Aim:
Retype exactly the lines from the line with "Output a JSON" to the end of the data, keeping both boundary lines.

Data for this exercise:

----------

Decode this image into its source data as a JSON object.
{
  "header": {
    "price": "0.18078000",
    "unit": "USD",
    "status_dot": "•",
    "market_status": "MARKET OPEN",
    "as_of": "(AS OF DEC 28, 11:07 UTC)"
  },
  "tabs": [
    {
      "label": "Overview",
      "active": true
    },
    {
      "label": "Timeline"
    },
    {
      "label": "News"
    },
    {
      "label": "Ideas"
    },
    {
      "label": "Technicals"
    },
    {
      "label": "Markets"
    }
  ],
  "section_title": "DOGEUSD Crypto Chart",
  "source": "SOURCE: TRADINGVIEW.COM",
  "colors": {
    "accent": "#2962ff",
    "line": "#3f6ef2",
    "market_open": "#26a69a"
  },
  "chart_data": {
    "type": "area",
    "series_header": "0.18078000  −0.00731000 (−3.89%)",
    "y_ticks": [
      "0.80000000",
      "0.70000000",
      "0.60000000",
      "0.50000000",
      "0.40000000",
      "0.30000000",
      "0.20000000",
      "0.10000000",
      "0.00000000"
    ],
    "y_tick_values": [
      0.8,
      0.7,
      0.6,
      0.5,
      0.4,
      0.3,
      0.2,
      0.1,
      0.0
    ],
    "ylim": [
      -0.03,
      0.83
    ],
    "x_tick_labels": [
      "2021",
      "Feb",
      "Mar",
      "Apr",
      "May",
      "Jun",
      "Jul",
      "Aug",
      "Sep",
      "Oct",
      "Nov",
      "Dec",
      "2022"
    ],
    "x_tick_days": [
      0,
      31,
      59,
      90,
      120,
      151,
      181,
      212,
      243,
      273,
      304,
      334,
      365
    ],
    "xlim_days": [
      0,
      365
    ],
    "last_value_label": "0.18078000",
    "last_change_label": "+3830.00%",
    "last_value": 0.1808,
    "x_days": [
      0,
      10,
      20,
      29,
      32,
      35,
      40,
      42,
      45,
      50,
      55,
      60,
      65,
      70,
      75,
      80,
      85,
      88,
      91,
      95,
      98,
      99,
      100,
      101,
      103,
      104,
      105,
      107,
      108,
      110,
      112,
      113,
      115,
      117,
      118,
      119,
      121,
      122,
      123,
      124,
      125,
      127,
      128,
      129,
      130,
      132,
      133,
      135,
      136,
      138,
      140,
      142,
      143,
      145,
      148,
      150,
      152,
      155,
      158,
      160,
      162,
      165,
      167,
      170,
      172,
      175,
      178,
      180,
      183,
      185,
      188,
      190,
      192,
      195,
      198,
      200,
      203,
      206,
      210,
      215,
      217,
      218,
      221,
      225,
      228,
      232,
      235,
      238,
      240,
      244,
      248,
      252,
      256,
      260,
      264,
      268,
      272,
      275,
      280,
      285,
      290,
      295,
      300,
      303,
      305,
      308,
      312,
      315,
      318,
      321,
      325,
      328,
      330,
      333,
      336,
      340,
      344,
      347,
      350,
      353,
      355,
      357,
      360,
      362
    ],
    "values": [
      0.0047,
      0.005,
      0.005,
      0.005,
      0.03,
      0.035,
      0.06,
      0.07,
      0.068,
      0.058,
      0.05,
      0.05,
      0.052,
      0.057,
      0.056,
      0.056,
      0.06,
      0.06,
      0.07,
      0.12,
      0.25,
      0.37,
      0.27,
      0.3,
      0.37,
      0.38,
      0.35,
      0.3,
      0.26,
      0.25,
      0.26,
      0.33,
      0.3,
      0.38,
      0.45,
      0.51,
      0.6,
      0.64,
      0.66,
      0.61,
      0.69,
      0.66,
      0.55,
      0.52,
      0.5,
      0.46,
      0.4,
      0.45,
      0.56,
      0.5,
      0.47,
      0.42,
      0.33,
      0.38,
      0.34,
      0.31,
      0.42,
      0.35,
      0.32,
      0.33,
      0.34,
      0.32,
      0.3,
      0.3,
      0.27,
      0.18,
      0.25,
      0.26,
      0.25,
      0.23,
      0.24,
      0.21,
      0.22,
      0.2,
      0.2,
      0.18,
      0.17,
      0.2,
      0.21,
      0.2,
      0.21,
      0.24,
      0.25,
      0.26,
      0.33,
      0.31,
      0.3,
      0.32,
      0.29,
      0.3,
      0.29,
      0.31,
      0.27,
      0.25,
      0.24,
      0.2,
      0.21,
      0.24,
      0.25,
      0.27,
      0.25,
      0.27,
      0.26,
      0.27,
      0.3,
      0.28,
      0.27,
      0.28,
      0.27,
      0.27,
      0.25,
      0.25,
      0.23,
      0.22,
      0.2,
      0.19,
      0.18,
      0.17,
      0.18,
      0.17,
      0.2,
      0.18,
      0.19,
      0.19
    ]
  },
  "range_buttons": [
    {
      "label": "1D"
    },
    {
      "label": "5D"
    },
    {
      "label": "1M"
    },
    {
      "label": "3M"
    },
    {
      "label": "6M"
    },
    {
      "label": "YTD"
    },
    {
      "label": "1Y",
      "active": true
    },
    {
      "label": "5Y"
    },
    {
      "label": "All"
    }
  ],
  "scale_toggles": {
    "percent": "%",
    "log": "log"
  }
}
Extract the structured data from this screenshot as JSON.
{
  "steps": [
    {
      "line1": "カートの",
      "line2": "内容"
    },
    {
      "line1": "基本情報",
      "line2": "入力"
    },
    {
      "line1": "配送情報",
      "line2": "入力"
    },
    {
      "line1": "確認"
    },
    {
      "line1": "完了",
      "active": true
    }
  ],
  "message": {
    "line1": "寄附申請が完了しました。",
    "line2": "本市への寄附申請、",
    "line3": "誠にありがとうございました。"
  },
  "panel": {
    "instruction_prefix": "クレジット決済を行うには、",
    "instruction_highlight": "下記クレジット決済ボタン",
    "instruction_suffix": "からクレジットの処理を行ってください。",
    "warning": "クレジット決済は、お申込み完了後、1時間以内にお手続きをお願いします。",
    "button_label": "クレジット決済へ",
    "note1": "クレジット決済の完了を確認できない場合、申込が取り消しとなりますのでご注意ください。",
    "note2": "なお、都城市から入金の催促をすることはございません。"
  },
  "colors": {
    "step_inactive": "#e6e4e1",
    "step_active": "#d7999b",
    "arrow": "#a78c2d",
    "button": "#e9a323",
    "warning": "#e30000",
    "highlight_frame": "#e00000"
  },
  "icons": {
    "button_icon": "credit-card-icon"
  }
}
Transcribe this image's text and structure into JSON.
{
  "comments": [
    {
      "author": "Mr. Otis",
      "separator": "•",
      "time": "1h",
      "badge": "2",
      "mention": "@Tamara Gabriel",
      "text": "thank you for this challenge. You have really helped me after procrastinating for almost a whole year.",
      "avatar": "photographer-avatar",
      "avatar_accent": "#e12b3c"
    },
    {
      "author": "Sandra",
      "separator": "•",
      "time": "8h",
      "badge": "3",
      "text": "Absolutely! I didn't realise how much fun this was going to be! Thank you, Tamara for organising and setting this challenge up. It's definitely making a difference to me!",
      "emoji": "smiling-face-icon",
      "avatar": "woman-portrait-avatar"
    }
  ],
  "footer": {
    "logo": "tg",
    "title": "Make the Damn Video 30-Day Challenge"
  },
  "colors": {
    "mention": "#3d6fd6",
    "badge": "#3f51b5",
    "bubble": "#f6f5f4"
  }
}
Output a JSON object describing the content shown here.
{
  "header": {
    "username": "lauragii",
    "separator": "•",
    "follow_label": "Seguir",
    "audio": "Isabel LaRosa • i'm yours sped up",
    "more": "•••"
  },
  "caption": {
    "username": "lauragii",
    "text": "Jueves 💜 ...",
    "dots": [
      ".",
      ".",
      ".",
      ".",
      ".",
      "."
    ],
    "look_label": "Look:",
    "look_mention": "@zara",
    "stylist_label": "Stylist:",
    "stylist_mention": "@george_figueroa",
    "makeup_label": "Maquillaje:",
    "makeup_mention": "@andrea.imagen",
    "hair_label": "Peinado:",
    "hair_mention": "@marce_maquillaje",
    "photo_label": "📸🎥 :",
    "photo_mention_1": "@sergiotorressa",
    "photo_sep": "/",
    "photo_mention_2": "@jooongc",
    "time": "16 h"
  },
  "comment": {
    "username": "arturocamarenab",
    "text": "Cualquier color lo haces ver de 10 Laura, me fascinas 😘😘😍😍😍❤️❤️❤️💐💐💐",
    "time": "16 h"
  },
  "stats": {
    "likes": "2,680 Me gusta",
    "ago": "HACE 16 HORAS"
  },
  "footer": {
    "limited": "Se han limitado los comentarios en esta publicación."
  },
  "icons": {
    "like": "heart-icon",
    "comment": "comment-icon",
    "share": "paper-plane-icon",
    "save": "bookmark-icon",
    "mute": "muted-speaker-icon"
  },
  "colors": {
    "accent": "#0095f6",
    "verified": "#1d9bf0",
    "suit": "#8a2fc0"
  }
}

----------

Full response:
Output a JSON object describing the content shown here.
{
  "header": {
    "username": "lauragii",
    "separator": "•",
    "follow_label": "Seguir",
    "audio": "Isabel LaRosa • i'm yours sped up",
    "more": "•••"
  },
  "caption": {
    "username": "lauragii",
    "text": "Jueves 💜 ...",
    "dots": [
      ".",
      ".",
      ".",
      ".",
      ".",
      "."
    ],
    "look_label": "Look:",
    "look_mention": "@zara",
    "stylist_label": "Stylist:",
    "stylist_mention": "@george_figueroa",
    "makeup_label": "Maquillaje:",
    "makeup_mention": "@andrea.imagen",
    "hair_label": "Peinado:",
    "hair_mention": "@marce_maquillaje",
    "photo_label": "📸🎥 :",
    "photo_mention_1": "@sergiotorressa",
    "photo_sep": "/",
    "photo_mention_2": "@jooongc",
    "time": "16 h"
  },
  "comment": {
    "username": "arturocamarenab",
    "text": "Cualquier color lo haces ver de 10 Laura, me fascinas 😘😘😍😍😍❤️❤️❤️💐💐💐",
    "time": "16 h"
  },
  "stats": {
    "likes": "2,680 Me gusta",
    "ago": "HACE 16 HORAS"
  },
  "footer": {
    "limited": "Se han limitado los comentarios en esta publicación."
  },
  "icons": {
    "like": "heart-icon",
    "comment": "comment-icon",
    "share": "paper-plane-icon",
    "save": "bookmark-icon",
    "mute": "muted-speaker-icon"
  },
  "colors": {
    "accent": "#0095f6",
    "verified": "#1d9bf0",
    "suit": "#8a2fc0"
  }
}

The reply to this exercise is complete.